* [RECORDS FOR THIS TASK]:
————

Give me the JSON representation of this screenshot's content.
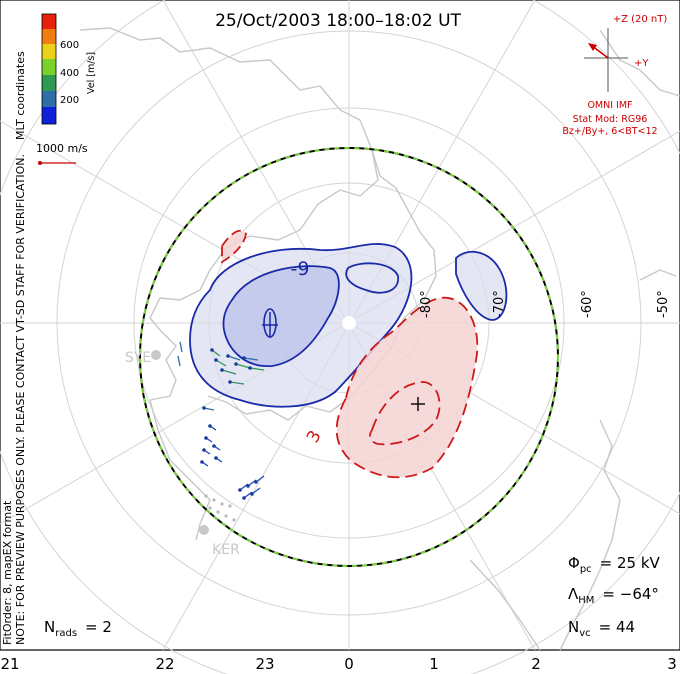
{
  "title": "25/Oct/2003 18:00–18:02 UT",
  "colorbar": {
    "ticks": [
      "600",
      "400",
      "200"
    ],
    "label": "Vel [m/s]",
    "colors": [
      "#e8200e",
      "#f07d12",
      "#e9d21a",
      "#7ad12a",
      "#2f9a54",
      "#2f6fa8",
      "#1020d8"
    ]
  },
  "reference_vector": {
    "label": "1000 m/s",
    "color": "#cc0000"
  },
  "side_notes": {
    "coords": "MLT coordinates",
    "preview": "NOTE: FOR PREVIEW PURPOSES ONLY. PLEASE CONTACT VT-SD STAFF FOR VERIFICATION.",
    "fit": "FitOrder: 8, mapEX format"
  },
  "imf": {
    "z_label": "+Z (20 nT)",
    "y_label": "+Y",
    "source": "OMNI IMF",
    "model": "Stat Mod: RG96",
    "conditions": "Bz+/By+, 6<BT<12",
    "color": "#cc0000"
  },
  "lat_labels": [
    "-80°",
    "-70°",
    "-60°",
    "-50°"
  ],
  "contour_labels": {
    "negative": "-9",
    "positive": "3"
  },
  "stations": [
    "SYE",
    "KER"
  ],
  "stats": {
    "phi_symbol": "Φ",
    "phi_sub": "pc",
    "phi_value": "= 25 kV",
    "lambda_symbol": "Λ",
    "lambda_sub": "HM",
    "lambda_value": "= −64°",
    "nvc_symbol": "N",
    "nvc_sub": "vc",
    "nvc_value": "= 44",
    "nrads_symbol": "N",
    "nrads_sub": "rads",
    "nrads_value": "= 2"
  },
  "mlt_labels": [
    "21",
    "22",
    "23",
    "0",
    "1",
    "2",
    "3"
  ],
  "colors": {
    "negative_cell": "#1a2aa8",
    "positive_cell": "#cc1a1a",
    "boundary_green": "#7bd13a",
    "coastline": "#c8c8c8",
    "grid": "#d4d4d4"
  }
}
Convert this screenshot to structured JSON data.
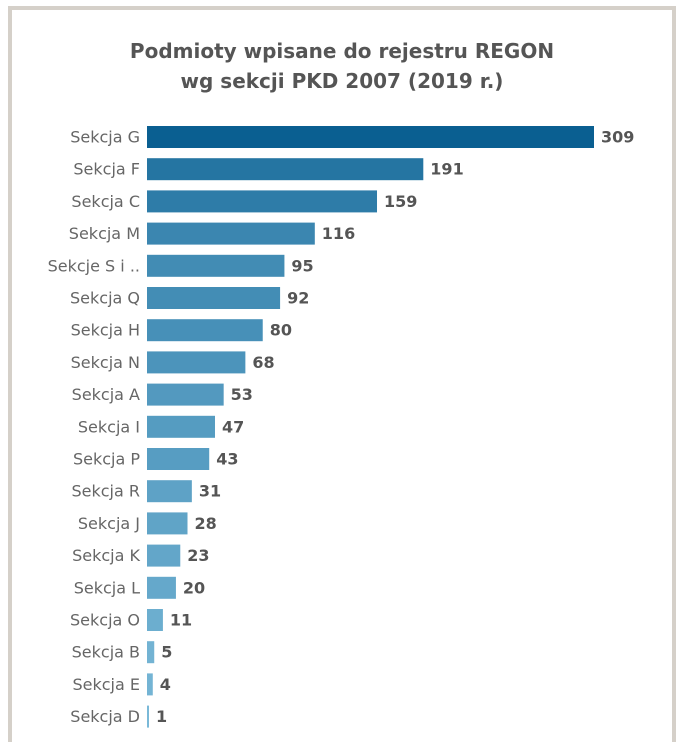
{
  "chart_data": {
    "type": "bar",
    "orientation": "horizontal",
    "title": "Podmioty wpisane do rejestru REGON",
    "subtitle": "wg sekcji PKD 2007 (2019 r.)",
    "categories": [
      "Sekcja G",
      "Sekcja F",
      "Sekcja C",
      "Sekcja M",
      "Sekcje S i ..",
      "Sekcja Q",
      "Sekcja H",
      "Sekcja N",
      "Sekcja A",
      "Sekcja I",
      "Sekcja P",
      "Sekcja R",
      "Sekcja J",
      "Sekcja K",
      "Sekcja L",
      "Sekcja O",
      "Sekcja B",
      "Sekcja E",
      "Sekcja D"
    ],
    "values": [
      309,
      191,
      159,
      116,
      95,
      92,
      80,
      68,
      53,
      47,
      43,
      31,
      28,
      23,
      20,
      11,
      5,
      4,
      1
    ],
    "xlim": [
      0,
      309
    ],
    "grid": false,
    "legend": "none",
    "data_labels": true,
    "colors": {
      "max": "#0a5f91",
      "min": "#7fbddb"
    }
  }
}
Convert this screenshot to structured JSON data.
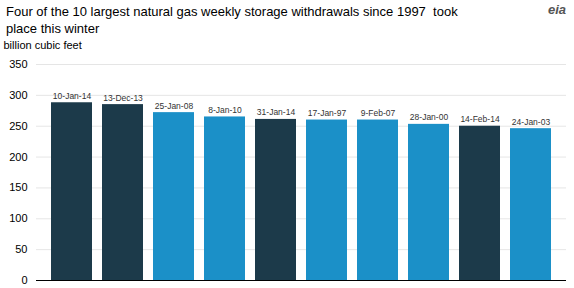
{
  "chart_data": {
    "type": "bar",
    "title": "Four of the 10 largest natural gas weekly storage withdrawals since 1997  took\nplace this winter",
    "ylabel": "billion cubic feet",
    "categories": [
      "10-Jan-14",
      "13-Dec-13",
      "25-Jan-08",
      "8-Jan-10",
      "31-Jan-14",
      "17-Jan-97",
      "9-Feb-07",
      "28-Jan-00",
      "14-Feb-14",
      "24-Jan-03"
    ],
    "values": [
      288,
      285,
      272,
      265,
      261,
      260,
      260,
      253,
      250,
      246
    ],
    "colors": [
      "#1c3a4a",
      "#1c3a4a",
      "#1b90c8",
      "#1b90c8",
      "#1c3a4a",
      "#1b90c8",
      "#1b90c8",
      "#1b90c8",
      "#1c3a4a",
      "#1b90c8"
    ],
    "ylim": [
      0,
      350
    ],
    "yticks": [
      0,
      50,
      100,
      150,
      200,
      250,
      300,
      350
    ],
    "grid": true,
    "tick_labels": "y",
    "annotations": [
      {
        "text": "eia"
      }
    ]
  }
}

————

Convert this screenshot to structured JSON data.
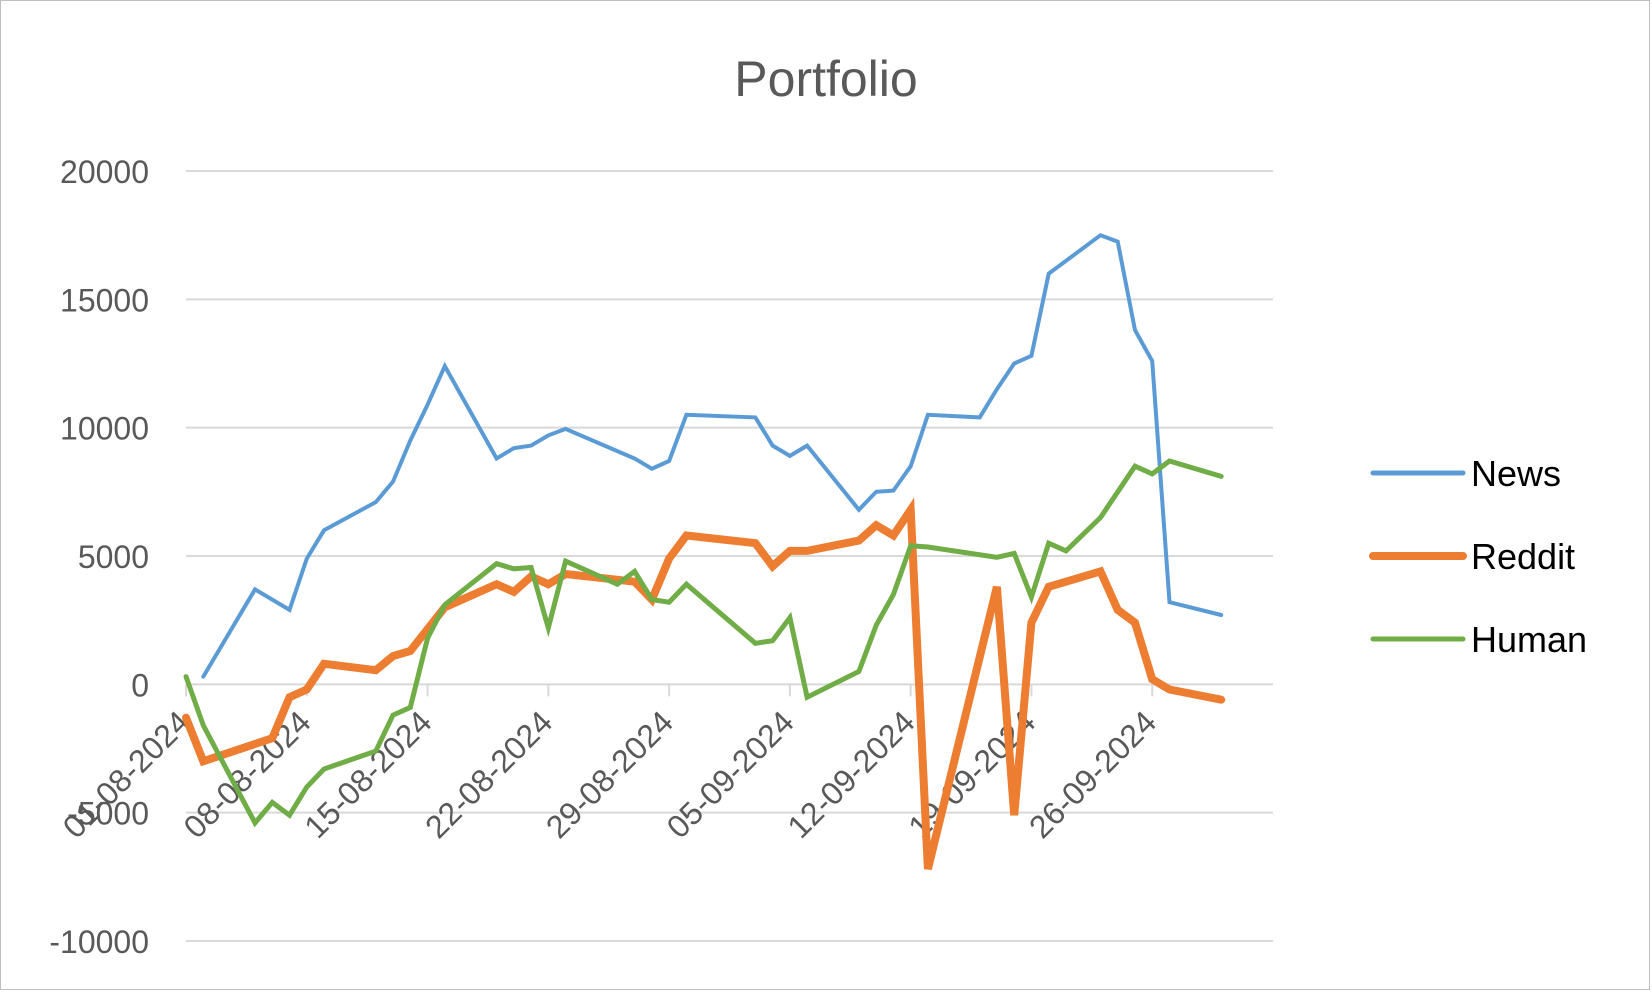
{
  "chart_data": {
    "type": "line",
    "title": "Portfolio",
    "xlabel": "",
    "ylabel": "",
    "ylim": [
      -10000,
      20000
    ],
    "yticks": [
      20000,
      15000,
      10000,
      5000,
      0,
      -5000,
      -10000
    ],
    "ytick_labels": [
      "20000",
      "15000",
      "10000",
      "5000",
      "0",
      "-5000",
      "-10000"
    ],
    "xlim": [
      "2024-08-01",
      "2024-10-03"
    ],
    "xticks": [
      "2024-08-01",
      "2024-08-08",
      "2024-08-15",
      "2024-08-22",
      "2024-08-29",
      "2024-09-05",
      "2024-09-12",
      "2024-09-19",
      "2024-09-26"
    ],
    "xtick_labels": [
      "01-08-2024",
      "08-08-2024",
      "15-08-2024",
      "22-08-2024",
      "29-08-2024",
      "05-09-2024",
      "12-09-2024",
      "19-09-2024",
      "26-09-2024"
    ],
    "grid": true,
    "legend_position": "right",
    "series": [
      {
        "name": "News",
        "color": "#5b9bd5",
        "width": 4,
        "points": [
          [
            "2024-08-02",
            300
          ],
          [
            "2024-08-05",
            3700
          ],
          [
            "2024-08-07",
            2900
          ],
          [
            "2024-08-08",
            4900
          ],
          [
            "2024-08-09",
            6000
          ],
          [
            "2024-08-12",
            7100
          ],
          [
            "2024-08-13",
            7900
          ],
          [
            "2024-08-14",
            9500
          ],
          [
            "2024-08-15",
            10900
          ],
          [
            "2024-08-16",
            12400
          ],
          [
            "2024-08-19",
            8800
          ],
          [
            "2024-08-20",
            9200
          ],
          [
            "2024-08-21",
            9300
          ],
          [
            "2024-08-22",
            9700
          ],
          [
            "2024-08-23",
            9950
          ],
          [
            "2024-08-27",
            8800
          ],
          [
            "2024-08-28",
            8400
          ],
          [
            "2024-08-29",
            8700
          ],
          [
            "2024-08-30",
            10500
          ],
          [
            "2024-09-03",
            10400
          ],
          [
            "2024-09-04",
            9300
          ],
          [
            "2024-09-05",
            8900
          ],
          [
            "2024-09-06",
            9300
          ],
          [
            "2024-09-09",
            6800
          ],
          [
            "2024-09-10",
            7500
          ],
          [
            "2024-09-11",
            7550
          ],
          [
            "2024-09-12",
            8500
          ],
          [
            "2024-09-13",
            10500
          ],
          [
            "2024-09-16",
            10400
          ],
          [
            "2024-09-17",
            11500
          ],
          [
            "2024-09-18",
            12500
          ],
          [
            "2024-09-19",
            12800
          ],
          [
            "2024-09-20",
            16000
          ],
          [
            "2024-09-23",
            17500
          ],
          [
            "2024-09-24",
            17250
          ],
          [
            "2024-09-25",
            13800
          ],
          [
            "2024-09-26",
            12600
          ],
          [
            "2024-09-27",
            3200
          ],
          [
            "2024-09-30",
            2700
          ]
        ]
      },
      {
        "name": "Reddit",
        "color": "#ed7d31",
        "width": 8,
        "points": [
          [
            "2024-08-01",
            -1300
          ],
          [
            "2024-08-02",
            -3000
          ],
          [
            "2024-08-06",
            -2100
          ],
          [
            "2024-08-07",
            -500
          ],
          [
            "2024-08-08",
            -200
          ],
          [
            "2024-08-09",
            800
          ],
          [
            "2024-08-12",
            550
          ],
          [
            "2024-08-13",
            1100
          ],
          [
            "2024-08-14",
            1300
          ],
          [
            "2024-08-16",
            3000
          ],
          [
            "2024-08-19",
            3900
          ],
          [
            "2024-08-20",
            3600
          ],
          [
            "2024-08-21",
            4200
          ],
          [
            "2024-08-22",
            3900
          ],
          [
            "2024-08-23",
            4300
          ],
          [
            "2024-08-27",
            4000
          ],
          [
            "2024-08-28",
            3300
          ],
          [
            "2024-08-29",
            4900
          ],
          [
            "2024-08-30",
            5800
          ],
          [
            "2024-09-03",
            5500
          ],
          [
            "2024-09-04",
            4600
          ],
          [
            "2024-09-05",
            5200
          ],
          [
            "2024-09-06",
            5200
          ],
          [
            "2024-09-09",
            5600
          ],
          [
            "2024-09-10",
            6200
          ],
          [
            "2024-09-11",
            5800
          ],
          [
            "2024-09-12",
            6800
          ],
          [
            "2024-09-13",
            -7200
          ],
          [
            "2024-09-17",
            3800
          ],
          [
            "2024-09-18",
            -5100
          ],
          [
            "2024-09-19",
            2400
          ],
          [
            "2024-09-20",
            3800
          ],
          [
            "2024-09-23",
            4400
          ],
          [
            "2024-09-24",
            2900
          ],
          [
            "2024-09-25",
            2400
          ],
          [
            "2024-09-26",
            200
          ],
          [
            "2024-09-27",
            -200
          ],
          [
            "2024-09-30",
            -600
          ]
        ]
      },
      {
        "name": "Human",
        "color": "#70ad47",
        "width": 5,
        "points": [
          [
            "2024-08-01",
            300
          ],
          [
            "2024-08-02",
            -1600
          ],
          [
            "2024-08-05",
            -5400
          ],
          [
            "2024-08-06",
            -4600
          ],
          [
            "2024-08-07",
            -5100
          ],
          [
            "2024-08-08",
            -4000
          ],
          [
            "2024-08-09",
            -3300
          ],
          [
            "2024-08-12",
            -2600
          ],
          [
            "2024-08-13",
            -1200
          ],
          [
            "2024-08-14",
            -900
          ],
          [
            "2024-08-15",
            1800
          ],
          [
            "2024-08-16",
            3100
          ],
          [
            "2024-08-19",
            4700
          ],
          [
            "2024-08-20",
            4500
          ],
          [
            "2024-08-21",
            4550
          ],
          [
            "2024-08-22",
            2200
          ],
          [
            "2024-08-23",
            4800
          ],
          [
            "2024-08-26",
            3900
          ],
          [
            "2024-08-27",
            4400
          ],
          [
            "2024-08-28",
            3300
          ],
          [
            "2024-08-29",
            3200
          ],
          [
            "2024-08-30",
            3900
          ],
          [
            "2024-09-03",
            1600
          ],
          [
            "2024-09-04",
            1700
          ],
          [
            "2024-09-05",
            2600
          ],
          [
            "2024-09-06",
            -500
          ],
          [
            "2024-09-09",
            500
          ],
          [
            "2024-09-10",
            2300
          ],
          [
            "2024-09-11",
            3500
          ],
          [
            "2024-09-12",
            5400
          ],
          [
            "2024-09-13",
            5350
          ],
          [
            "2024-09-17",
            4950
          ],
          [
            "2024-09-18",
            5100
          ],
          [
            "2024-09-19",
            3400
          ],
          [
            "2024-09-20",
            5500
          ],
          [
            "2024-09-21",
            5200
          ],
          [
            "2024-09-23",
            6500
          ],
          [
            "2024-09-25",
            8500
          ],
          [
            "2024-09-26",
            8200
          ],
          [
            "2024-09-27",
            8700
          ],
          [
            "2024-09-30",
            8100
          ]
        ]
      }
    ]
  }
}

————

* [SHORT EXERCISE]: Search the preceding listing for "grid" and extract every line where it is found.

* [FULL RESPONSE]:
    "grid": "#d4d4d4"
    "grid": false,
    "grid": true,
    "grid": true,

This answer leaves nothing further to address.